Restate the whole of the material. Keep every word, and drop the pictures.

Extracts from a graphics dataset:
▬▬▬
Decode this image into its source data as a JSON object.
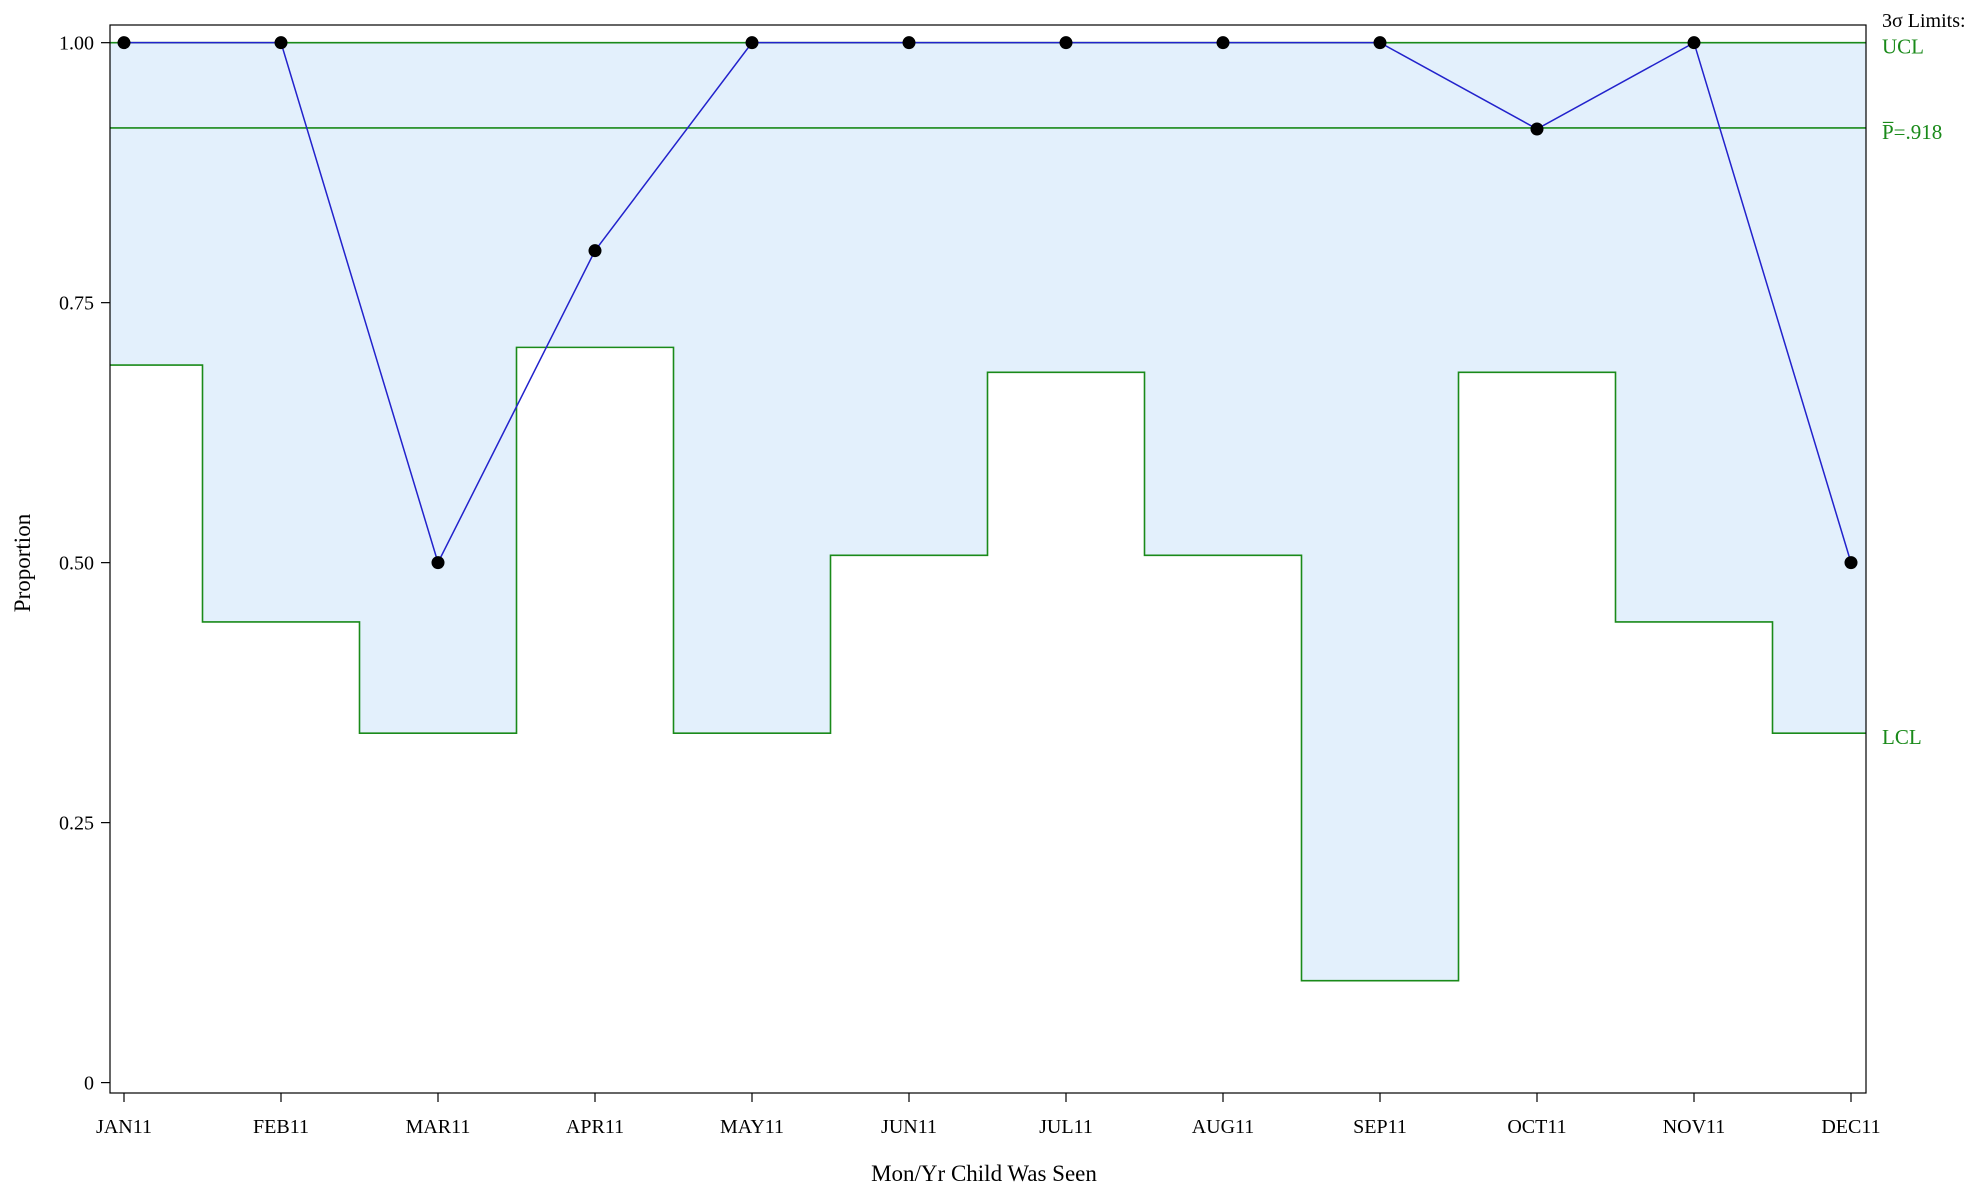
{
  "chart_data": {
    "type": "line",
    "subtype": "p-chart",
    "title": "",
    "xlabel": "Mon/Yr Child Was Seen",
    "ylabel": "Proportion",
    "categories": [
      "JAN11",
      "FEB11",
      "MAR11",
      "APR11",
      "MAY11",
      "JUN11",
      "JUL11",
      "AUG11",
      "SEP11",
      "OCT11",
      "NOV11",
      "DEC11"
    ],
    "series": [
      {
        "name": "",
        "values": [
          1.0,
          1.0,
          0.5,
          0.8,
          1.0,
          1.0,
          1.0,
          1.0,
          1.0,
          0.917,
          1.0,
          0.5
        ]
      }
    ],
    "ucl": [
      1.0,
      1.0,
      1.0,
      1.0,
      1.0,
      1.0,
      1.0,
      1.0,
      1.0,
      1.0,
      1.0,
      1.0
    ],
    "lcl": [
      0.69,
      0.443,
      0.336,
      0.707,
      0.336,
      0.507,
      0.683,
      0.507,
      0.098,
      0.683,
      0.443,
      0.336
    ],
    "center": 0.918,
    "ylim": [
      -0.01,
      1.017
    ],
    "yticks": [
      0,
      0.25,
      0.5,
      0.75,
      1.0
    ],
    "ytick_labels": [
      "0",
      "0.25",
      "0.50",
      "0.75",
      "1.00"
    ],
    "limits_title": "3σ Limits:",
    "labels": {
      "ucl": "UCL",
      "center": "P̅=.918",
      "lcl": "LCL"
    },
    "grid": false,
    "legend": "none",
    "colors": {
      "series_line": "#2222cc",
      "marker": "#000000",
      "limits": "#1a8a1a",
      "band_fill": "#e3f0fc",
      "frame": "#000000"
    }
  }
}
▬▬▬
▶ EXERCISE RESPONSE:
Decode this image into its source data as a JSON object.
{
  "chart_data": {
    "type": "line",
    "subtype": "p-chart",
    "title": "",
    "xlabel": "Mon/Yr Child Was Seen",
    "ylabel": "Proportion",
    "categories": [
      "JAN11",
      "FEB11",
      "MAR11",
      "APR11",
      "MAY11",
      "JUN11",
      "JUL11",
      "AUG11",
      "SEP11",
      "OCT11",
      "NOV11",
      "DEC11"
    ],
    "series": [
      {
        "name": "",
        "values": [
          1.0,
          1.0,
          0.5,
          0.8,
          1.0,
          1.0,
          1.0,
          1.0,
          1.0,
          0.917,
          1.0,
          0.5
        ]
      }
    ],
    "ucl": [
      1.0,
      1.0,
      1.0,
      1.0,
      1.0,
      1.0,
      1.0,
      1.0,
      1.0,
      1.0,
      1.0,
      1.0
    ],
    "lcl": [
      0.69,
      0.443,
      0.336,
      0.707,
      0.336,
      0.507,
      0.683,
      0.507,
      0.098,
      0.683,
      0.443,
      0.336
    ],
    "center": 0.918,
    "ylim": [
      -0.01,
      1.017
    ],
    "yticks": [
      0,
      0.25,
      0.5,
      0.75,
      1.0
    ],
    "ytick_labels": [
      "0",
      "0.25",
      "0.50",
      "0.75",
      "1.00"
    ],
    "limits_title": "3σ Limits:",
    "labels": {
      "ucl": "UCL",
      "center": "P̅=.918",
      "lcl": "LCL"
    },
    "grid": false,
    "legend": "none",
    "colors": {
      "series_line": "#2222cc",
      "marker": "#000000",
      "limits": "#1a8a1a",
      "band_fill": "#e3f0fc",
      "frame": "#000000"
    }
  }
}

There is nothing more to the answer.